The records below are to be repeated in full, exactly as they are.
— START —
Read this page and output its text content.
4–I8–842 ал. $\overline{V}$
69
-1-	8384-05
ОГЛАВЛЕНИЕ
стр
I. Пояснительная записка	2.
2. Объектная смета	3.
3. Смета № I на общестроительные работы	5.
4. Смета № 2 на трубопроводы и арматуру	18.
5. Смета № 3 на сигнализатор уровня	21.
— END —
REPLY TO THE TASK>
Read this page and output its text content.
4–I8–842 ал. $\overline{V}$
69
-1-	8384-05
ОГЛАВЛЕНИЕ
стр
I. Пояснительная записка	2.
2. Объектная смета	3.
3. Смета № I на общестроительные работы	5.
4. Смета № 2 на трубопроводы и арматуру	18.
5. Смета № 3 на сигнализатор уровня	21.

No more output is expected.